Short exercise ->
Output the line containing "Give me the" and all subsequent lines of the listing below, copied exactly, with no other lines.

Extracted data entries
========================

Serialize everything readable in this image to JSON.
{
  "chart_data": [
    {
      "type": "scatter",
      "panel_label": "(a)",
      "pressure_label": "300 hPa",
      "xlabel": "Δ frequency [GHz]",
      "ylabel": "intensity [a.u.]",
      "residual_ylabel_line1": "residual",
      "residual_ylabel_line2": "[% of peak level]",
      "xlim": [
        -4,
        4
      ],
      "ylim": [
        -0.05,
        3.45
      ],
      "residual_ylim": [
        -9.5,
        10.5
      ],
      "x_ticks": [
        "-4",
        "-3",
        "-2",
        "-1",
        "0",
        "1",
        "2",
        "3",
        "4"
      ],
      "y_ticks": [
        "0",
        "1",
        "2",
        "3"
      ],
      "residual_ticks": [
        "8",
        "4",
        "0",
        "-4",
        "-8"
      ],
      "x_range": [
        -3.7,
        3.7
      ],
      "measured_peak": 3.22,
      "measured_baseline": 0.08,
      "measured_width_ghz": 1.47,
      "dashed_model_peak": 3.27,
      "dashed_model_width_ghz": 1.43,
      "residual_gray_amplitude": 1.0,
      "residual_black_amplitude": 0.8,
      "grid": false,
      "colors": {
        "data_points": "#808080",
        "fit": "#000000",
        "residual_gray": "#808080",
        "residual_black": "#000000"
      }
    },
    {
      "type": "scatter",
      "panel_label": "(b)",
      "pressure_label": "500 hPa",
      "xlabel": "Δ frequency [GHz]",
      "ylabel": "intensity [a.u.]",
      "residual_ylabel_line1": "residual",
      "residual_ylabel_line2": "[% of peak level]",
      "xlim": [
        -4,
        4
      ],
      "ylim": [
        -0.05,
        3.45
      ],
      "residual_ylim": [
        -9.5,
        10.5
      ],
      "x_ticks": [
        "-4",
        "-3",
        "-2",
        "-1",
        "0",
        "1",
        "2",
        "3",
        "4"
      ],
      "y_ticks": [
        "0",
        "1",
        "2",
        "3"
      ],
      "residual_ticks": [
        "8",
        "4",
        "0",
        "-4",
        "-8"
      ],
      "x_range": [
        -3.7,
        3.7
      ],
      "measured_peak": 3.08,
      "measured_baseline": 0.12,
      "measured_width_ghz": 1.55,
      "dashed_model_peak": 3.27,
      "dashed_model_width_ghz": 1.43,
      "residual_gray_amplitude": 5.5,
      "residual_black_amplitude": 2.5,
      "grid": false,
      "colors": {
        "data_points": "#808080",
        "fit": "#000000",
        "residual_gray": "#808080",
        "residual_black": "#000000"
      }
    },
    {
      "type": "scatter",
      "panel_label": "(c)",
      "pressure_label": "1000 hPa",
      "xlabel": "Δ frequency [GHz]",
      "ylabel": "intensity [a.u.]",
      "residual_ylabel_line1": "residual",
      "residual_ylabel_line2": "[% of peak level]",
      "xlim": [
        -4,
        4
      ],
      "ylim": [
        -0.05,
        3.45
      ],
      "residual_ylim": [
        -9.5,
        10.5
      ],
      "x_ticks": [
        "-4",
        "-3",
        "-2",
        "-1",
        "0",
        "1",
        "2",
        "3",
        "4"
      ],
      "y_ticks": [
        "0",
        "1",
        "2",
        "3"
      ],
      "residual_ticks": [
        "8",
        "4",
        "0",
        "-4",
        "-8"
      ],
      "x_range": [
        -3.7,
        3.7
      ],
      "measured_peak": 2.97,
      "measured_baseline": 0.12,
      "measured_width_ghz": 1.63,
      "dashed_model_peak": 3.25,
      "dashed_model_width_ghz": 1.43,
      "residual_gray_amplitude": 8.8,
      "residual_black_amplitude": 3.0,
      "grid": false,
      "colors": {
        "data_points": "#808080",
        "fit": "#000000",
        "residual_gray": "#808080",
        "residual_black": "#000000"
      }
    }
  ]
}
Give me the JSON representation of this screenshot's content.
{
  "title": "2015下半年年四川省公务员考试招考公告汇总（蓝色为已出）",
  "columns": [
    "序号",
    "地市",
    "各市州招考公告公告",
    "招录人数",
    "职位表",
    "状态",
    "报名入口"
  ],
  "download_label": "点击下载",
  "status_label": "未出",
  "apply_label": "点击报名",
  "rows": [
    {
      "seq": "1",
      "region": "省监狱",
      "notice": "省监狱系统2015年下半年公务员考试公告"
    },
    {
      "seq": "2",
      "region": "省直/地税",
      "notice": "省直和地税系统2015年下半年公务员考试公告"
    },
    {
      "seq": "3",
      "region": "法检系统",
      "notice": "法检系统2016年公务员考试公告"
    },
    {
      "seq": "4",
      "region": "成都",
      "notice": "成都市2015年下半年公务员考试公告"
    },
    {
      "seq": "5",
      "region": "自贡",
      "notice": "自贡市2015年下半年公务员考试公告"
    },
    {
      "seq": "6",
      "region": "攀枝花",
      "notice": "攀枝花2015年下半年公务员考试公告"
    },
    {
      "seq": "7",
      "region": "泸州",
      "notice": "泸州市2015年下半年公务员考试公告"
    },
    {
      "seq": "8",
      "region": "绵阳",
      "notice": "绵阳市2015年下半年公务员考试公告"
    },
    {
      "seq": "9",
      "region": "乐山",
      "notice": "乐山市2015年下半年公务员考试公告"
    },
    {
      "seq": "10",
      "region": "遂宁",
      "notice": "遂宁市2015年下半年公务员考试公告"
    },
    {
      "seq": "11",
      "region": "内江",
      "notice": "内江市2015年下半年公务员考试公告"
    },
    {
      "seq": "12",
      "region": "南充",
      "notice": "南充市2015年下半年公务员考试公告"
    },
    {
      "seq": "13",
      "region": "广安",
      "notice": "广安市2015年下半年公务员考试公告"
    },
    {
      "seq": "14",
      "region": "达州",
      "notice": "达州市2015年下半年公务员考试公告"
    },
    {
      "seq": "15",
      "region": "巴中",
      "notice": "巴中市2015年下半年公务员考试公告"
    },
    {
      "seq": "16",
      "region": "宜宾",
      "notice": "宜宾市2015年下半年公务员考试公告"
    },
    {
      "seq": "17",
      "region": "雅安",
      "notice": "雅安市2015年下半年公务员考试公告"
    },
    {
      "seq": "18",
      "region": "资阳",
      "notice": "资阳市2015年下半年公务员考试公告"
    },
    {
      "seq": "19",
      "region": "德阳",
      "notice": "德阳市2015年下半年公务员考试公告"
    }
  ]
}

========================

Complete answer ->
Give me the JSON representation of this screenshot's content.
{
  "title": "2015下半年年四川省公务员考试招考公告汇总（蓝色为已出）",
  "columns": [
    "序号",
    "地市",
    "各市州招考公告公告",
    "招录人数",
    "职位表",
    "状态",
    "报名入口"
  ],
  "download_label": "点击下载",
  "status_label": "未出",
  "apply_label": "点击报名",
  "rows": [
    {
      "seq": "1",
      "region": "省监狱",
      "notice": "省监狱系统2015年下半年公务员考试公告"
    },
    {
      "seq": "2",
      "region": "省直/地税",
      "notice": "省直和地税系统2015年下半年公务员考试公告"
    },
    {
      "seq": "3",
      "region": "法检系统",
      "notice": "法检系统2016年公务员考试公告"
    },
    {
      "seq": "4",
      "region": "成都",
      "notice": "成都市2015年下半年公务员考试公告"
    },
    {
      "seq": "5",
      "region": "自贡",
      "notice": "自贡市2015年下半年公务员考试公告"
    },
    {
      "seq": "6",
      "region": "攀枝花",
      "notice": "攀枝花2015年下半年公务员考试公告"
    },
    {
      "seq": "7",
      "region": "泸州",
      "notice": "泸州市2015年下半年公务员考试公告"
    },
    {
      "seq": "8",
      "region": "绵阳",
      "notice": "绵阳市2015年下半年公务员考试公告"
    },
    {
      "seq": "9",
      "region": "乐山",
      "notice": "乐山市2015年下半年公务员考试公告"
    },
    {
      "seq": "10",
      "region": "遂宁",
      "notice": "遂宁市2015年下半年公务员考试公告"
    },
    {
      "seq": "11",
      "region": "内江",
      "notice": "内江市2015年下半年公务员考试公告"
    },
    {
      "seq": "12",
      "region": "南充",
      "notice": "南充市2015年下半年公务员考试公告"
    },
    {
      "seq": "13",
      "region": "广安",
      "notice": "广安市2015年下半年公务员考试公告"
    },
    {
      "seq": "14",
      "region": "达州",
      "notice": "达州市2015年下半年公务员考试公告"
    },
    {
      "seq": "15",
      "region": "巴中",
      "notice": "巴中市2015年下半年公务员考试公告"
    },
    {
      "seq": "16",
      "region": "宜宾",
      "notice": "宜宾市2015年下半年公务员考试公告"
    },
    {
      "seq": "17",
      "region": "雅安",
      "notice": "雅安市2015年下半年公务员考试公告"
    },
    {
      "seq": "18",
      "region": "资阳",
      "notice": "资阳市2015年下半年公务员考试公告"
    },
    {
      "seq": "19",
      "region": "德阳",
      "notice": "德阳市2015年下半年公务员考试公告"
    }
  ]
}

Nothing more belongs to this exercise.